• _What needs to be done_
Reproduce each line exactly.

Collected data entries:
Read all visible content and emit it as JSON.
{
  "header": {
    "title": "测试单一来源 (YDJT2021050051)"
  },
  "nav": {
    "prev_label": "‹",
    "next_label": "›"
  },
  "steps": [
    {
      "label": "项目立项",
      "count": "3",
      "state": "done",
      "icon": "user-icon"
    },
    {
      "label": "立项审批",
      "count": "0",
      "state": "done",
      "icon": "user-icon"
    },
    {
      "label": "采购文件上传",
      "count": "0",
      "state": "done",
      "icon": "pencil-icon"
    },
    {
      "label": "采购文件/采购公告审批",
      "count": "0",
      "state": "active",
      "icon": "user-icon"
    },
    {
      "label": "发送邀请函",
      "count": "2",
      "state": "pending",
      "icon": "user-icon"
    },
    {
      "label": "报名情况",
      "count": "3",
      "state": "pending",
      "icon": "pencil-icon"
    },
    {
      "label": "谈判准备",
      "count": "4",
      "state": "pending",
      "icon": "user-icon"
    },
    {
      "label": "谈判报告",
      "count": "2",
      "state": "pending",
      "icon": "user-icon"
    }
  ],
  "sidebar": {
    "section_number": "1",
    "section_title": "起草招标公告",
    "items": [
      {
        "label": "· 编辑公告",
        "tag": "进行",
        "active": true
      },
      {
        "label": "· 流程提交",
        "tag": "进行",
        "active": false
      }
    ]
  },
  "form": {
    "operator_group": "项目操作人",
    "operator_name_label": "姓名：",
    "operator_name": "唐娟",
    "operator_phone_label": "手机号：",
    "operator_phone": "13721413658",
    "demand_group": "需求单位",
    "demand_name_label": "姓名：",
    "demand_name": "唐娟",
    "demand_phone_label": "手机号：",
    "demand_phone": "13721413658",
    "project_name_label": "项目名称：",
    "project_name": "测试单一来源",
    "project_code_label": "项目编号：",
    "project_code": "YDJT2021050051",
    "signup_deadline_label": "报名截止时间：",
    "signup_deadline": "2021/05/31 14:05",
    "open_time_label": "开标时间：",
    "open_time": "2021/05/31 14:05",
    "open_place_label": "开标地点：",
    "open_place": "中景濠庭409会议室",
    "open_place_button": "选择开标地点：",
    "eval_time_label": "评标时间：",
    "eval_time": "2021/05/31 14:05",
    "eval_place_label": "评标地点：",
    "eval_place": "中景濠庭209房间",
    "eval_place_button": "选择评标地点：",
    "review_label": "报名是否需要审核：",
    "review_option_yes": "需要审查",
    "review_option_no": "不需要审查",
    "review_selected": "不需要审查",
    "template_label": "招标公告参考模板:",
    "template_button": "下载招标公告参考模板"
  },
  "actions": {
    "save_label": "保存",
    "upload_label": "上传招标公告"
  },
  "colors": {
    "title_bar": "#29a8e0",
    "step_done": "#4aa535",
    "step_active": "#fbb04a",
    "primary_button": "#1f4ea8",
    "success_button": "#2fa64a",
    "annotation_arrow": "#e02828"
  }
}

• _The reply_
Read all visible content and emit it as JSON.
{
  "header": {
    "title": "测试单一来源 (YDJT2021050051)"
  },
  "nav": {
    "prev_label": "‹",
    "next_label": "›"
  },
  "steps": [
    {
      "label": "项目立项",
      "count": "3",
      "state": "done",
      "icon": "user-icon"
    },
    {
      "label": "立项审批",
      "count": "0",
      "state": "done",
      "icon": "user-icon"
    },
    {
      "label": "采购文件上传",
      "count": "0",
      "state": "done",
      "icon": "pencil-icon"
    },
    {
      "label": "采购文件/采购公告审批",
      "count": "0",
      "state": "active",
      "icon": "user-icon"
    },
    {
      "label": "发送邀请函",
      "count": "2",
      "state": "pending",
      "icon": "user-icon"
    },
    {
      "label": "报名情况",
      "count": "3",
      "state": "pending",
      "icon": "pencil-icon"
    },
    {
      "label": "谈判准备",
      "count": "4",
      "state": "pending",
      "icon": "user-icon"
    },
    {
      "label": "谈判报告",
      "count": "2",
      "state": "pending",
      "icon": "user-icon"
    }
  ],
  "sidebar": {
    "section_number": "1",
    "section_title": "起草招标公告",
    "items": [
      {
        "label": "· 编辑公告",
        "tag": "进行",
        "active": true
      },
      {
        "label": "· 流程提交",
        "tag": "进行",
        "active": false
      }
    ]
  },
  "form": {
    "operator_group": "项目操作人",
    "operator_name_label": "姓名：",
    "operator_name": "唐娟",
    "operator_phone_label": "手机号：",
    "operator_phone": "13721413658",
    "demand_group": "需求单位",
    "demand_name_label": "姓名：",
    "demand_name": "唐娟",
    "demand_phone_label": "手机号：",
    "demand_phone": "13721413658",
    "project_name_label": "项目名称：",
    "project_name": "测试单一来源",
    "project_code_label": "项目编号：",
    "project_code": "YDJT2021050051",
    "signup_deadline_label": "报名截止时间：",
    "signup_deadline": "2021/05/31 14:05",
    "open_time_label": "开标时间：",
    "open_time": "2021/05/31 14:05",
    "open_place_label": "开标地点：",
    "open_place": "中景濠庭409会议室",
    "open_place_button": "选择开标地点：",
    "eval_time_label": "评标时间：",
    "eval_time": "2021/05/31 14:05",
    "eval_place_label": "评标地点：",
    "eval_place": "中景濠庭209房间",
    "eval_place_button": "选择评标地点：",
    "review_label": "报名是否需要审核：",
    "review_option_yes": "需要审查",
    "review_option_no": "不需要审查",
    "review_selected": "不需要审查",
    "template_label": "招标公告参考模板:",
    "template_button": "下载招标公告参考模板"
  },
  "actions": {
    "save_label": "保存",
    "upload_label": "上传招标公告"
  },
  "colors": {
    "title_bar": "#29a8e0",
    "step_done": "#4aa535",
    "step_active": "#fbb04a",
    "primary_button": "#1f4ea8",
    "success_button": "#2fa64a",
    "annotation_arrow": "#e02828"
  }
}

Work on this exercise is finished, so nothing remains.